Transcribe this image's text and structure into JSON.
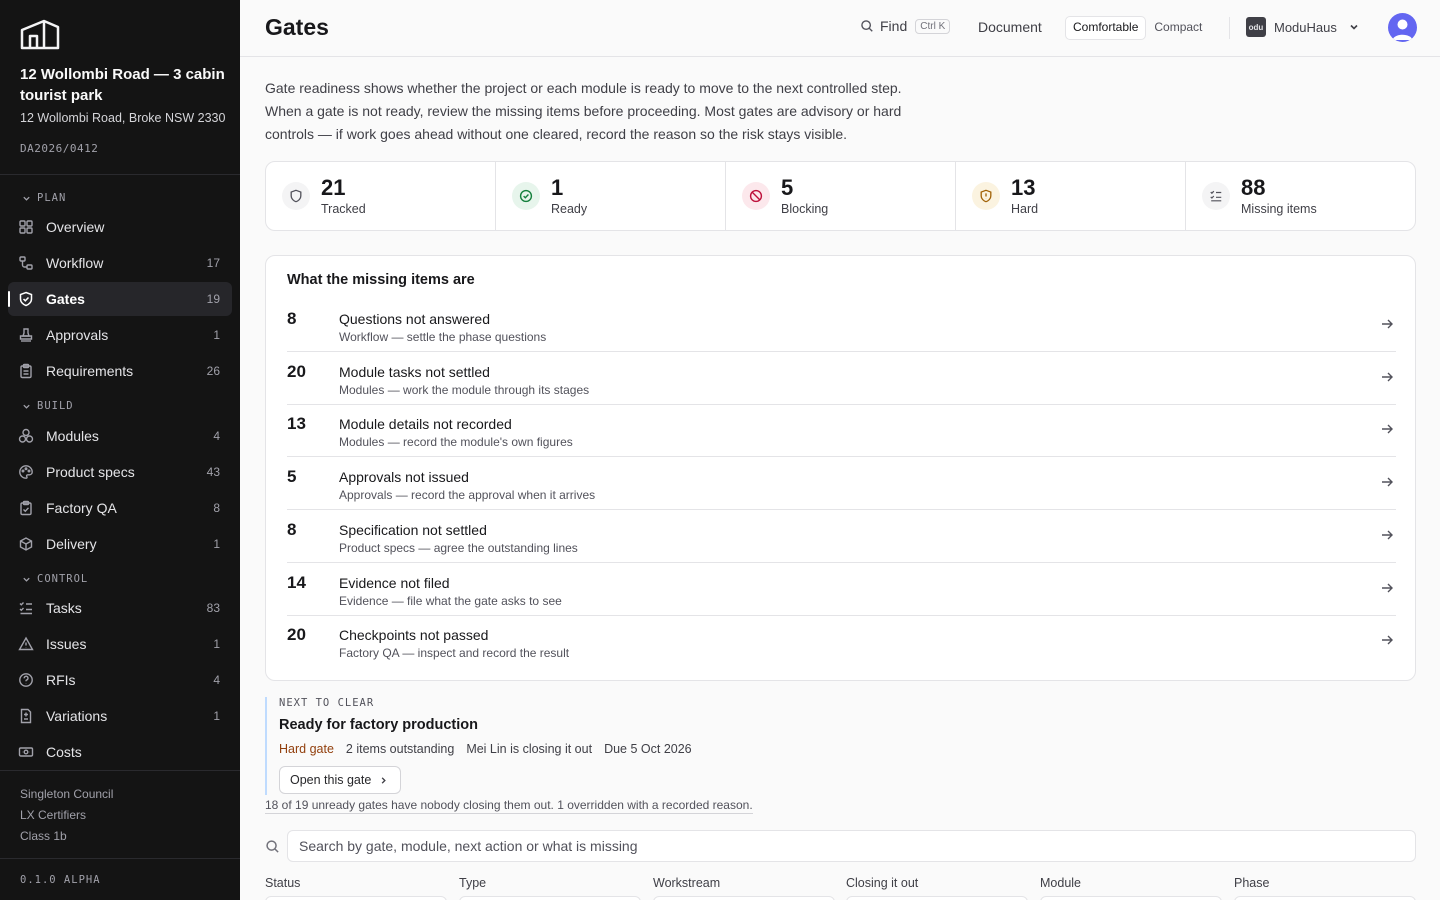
{
  "project": {
    "title": "12 Wollombi Road — 3 cabin tourist park",
    "address": "12 Wollombi Road, Broke NSW 2330",
    "da": "DA2026/0412"
  },
  "sidebar": {
    "sections": [
      {
        "label": "PLAN"
      },
      {
        "label": "BUILD"
      },
      {
        "label": "CONTROL"
      }
    ],
    "items": [
      {
        "label": "Overview",
        "count": "",
        "icon": "grid-icon"
      },
      {
        "label": "Workflow",
        "count": "17",
        "icon": "workflow-icon"
      },
      {
        "label": "Gates",
        "count": "19",
        "icon": "shield-check-icon",
        "active": true
      },
      {
        "label": "Approvals",
        "count": "1",
        "icon": "stamp-icon"
      },
      {
        "label": "Requirements",
        "count": "26",
        "icon": "clipboard-icon"
      },
      {
        "label": "Modules",
        "count": "4",
        "icon": "boxes-icon"
      },
      {
        "label": "Product specs",
        "count": "43",
        "icon": "palette-icon"
      },
      {
        "label": "Factory QA",
        "count": "8",
        "icon": "clipboard-check-icon"
      },
      {
        "label": "Delivery",
        "count": "1",
        "icon": "package-icon"
      },
      {
        "label": "Tasks",
        "count": "83",
        "icon": "list-checks-icon"
      },
      {
        "label": "Issues",
        "count": "1",
        "icon": "alert-triangle-icon"
      },
      {
        "label": "RFIs",
        "count": "4",
        "icon": "help-circle-icon"
      },
      {
        "label": "Variations",
        "count": "1",
        "icon": "file-diff-icon"
      },
      {
        "label": "Costs",
        "count": "",
        "icon": "banknote-icon"
      }
    ],
    "footer": [
      "Singleton Council",
      "LX Certifiers",
      "Class 1b"
    ],
    "version": "0.1.0 ALPHA"
  },
  "header": {
    "title": "Gates",
    "find_label": "Find",
    "find_shortcut": "Ctrl K",
    "document_label": "Document",
    "density_options": [
      "Comfortable",
      "Compact"
    ],
    "density_selected": "Comfortable",
    "org_name": "ModuHaus",
    "org_logo_text": "odu"
  },
  "intro": "Gate readiness shows whether the project or each module is ready to move to the next controlled step. When a gate is not ready, review the missing items before proceeding. Most gates are advisory or hard controls — if work goes ahead without one cleared, record the reason so the risk stays visible.",
  "stats": [
    {
      "value": "21",
      "label": "Tracked",
      "icon": "shield-icon",
      "bg": "#f4f4f5",
      "color": "#52525b"
    },
    {
      "value": "1",
      "label": "Ready",
      "icon": "check-circle-icon",
      "bg": "#e7f5ec",
      "color": "#15803d"
    },
    {
      "value": "5",
      "label": "Blocking",
      "icon": "ban-icon",
      "bg": "#fce8ec",
      "color": "#be123c"
    },
    {
      "value": "13",
      "label": "Hard",
      "icon": "shield-alert-icon",
      "bg": "#fbf3e0",
      "color": "#a16207"
    },
    {
      "value": "88",
      "label": "Missing items",
      "icon": "list-checks-icon",
      "bg": "#f4f4f5",
      "color": "#52525b"
    }
  ],
  "missing": {
    "title": "What the missing items are",
    "rows": [
      {
        "count": "8",
        "title": "Questions not answered",
        "sub": "Workflow — settle the phase questions"
      },
      {
        "count": "20",
        "title": "Module tasks not settled",
        "sub": "Modules — work the module through its stages"
      },
      {
        "count": "13",
        "title": "Module details not recorded",
        "sub": "Modules — record the module's own figures"
      },
      {
        "count": "5",
        "title": "Approvals not issued",
        "sub": "Approvals — record the approval when it arrives"
      },
      {
        "count": "8",
        "title": "Specification not settled",
        "sub": "Product specs — agree the outstanding lines"
      },
      {
        "count": "14",
        "title": "Evidence not filed",
        "sub": "Evidence — file what the gate asks to see"
      },
      {
        "count": "20",
        "title": "Checkpoints not passed",
        "sub": "Factory QA — inspect and record the result"
      }
    ]
  },
  "next": {
    "label": "NEXT TO CLEAR",
    "title": "Ready for factory production",
    "gate_type": "Hard gate",
    "outstanding": "2 items outstanding",
    "owner": "Mei Lin is closing it out",
    "due": "Due 5 Oct 2026",
    "button": "Open this gate"
  },
  "unready_note": "18 of 19 unready gates have nobody closing them out. 1 overridden with a recorded reason.",
  "search": {
    "placeholder": "Search by gate, module, next action or what is missing",
    "value": ""
  },
  "filters": [
    "Status",
    "Type",
    "Workstream",
    "Closing it out",
    "Module",
    "Phase"
  ]
}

-------------------------

— What to produce —
Copy all lines in the listing above where the string "Wollombi" appears.

— Result of the task —
    "title": "12 Wollombi Road — 3 cabin tourist park",
    "address": "12 Wollombi Road, Broke NSW 2330",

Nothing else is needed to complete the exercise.